EXERCISE DIRECTIONS
Using the listing below, copy every line that mentions "series".

PROVIDED RECORDS
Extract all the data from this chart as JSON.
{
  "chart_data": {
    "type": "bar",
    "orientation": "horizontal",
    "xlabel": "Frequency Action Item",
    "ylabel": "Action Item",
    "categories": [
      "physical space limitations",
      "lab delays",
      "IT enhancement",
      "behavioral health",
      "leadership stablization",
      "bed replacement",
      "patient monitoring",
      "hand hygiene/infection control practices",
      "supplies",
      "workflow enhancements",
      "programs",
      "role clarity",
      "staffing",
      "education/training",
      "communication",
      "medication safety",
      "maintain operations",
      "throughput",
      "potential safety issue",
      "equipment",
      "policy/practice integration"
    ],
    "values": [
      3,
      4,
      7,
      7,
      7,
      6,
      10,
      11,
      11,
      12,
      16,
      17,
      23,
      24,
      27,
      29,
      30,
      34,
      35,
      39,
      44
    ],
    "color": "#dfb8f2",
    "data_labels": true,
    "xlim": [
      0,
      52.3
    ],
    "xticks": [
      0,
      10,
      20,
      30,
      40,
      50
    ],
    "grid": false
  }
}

...

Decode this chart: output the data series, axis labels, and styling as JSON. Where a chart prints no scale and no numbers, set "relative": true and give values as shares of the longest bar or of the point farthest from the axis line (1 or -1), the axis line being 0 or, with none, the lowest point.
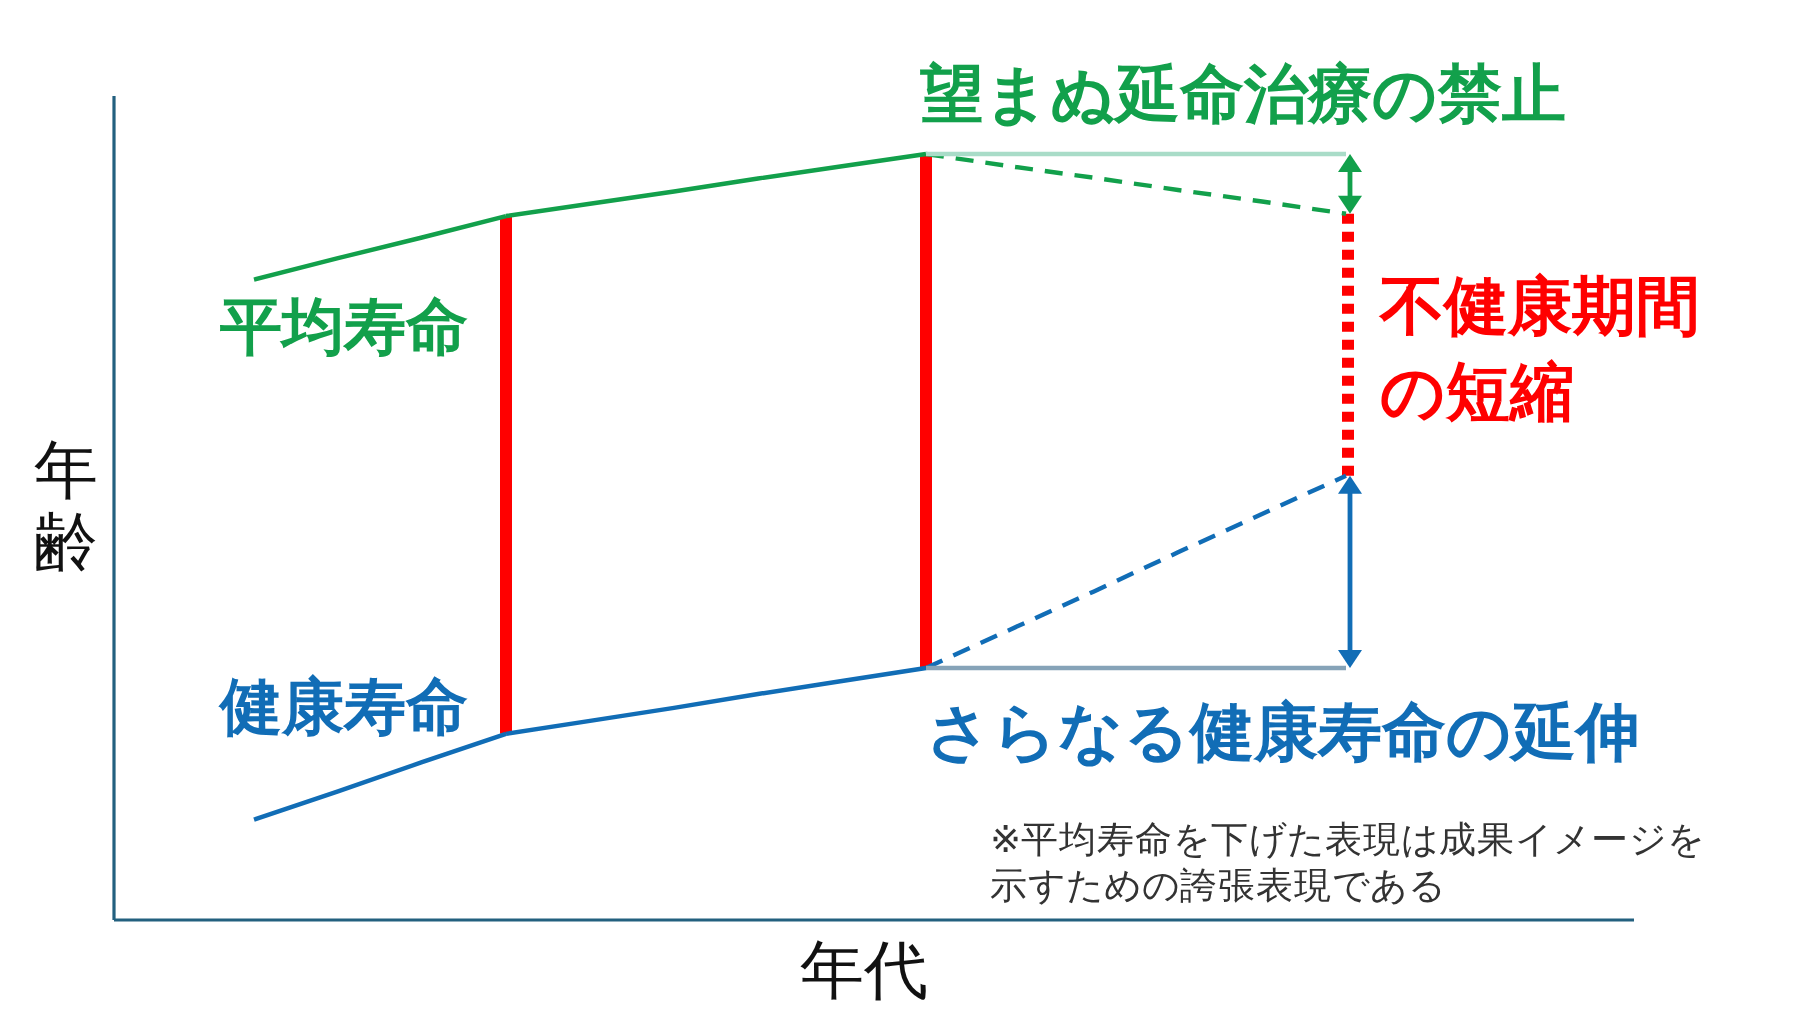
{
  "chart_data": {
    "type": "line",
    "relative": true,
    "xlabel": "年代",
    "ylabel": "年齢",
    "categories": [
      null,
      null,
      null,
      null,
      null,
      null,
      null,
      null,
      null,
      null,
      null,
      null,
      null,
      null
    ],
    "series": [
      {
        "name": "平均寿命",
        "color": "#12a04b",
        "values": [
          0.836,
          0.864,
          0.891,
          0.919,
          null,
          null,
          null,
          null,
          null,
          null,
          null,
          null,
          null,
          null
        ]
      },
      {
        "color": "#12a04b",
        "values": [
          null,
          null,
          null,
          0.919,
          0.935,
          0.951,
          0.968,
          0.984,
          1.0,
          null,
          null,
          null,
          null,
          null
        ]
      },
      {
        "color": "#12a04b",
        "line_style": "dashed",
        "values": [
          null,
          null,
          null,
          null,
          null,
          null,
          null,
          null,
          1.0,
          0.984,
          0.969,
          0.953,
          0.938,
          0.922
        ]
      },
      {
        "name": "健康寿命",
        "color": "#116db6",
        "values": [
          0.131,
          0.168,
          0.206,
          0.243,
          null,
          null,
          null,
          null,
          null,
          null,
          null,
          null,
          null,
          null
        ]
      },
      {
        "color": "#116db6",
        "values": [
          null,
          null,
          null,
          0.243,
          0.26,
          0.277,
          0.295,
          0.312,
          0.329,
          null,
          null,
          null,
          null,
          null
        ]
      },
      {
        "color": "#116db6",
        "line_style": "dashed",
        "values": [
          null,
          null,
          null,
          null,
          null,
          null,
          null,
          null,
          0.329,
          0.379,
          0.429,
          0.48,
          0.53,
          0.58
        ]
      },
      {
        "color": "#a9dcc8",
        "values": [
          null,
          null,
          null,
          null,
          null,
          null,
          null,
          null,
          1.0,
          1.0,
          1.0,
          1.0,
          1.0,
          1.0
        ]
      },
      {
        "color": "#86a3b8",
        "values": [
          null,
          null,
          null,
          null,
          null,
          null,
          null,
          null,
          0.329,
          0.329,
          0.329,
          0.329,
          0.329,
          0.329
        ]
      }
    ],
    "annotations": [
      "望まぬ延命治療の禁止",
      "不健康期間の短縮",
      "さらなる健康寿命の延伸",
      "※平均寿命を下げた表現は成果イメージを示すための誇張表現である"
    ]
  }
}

--

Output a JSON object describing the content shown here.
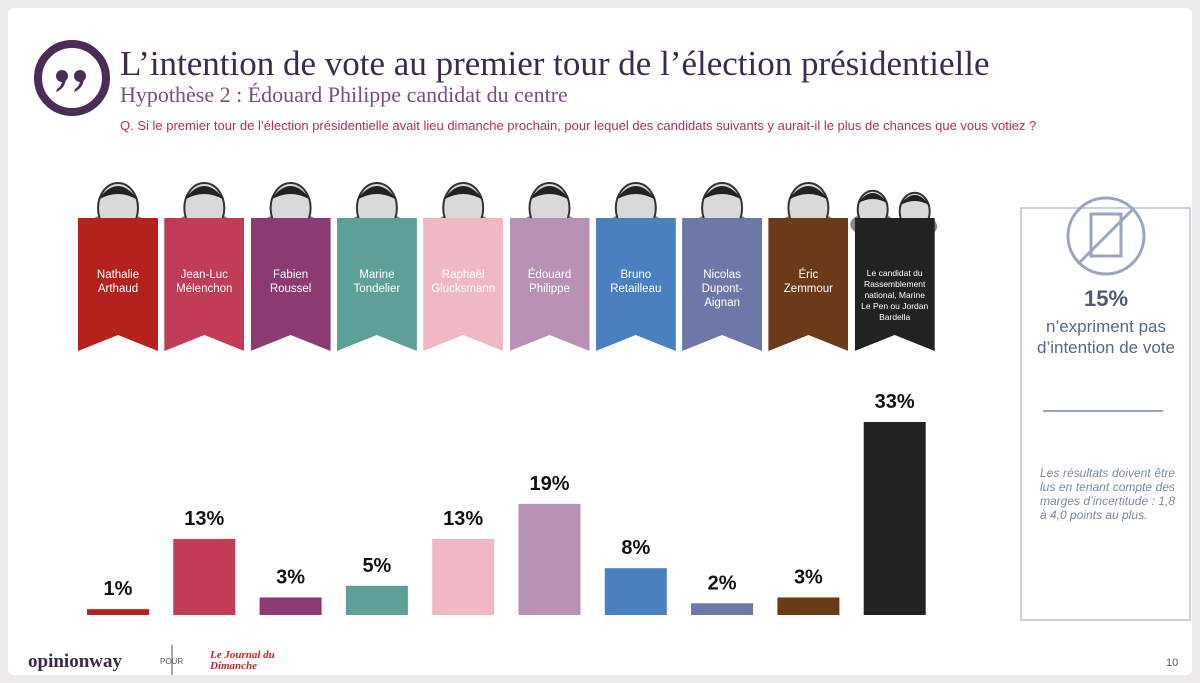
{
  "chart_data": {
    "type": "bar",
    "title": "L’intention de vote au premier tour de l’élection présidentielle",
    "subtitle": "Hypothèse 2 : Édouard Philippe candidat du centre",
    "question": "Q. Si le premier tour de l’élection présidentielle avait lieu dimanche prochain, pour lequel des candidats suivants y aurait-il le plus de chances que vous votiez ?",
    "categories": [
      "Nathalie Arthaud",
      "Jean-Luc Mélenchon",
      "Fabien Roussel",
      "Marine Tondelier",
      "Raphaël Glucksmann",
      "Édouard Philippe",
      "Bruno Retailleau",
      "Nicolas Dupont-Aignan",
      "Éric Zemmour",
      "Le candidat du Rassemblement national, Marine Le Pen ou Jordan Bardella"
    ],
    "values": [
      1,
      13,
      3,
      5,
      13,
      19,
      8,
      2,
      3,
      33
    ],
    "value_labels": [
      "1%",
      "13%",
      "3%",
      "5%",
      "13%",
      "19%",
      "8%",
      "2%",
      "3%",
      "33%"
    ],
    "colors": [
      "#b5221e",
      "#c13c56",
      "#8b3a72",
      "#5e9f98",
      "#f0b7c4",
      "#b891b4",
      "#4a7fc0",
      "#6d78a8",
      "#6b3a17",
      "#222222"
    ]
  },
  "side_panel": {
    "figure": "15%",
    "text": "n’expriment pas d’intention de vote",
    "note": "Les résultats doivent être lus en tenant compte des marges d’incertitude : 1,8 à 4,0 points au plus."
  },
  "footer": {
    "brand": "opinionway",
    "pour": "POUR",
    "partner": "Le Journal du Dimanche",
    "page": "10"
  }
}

SOLUTION TO THE EXERCISE
Decode this chart: output the data series, axis labels, and styling as JSON. Where a chart prints no scale and no numbers, set "relative": true and give values as shares of the longest bar or of the point farthest from the axis line (1 or -1), the axis line being 0 or, with none, the lowest point.
    "series": [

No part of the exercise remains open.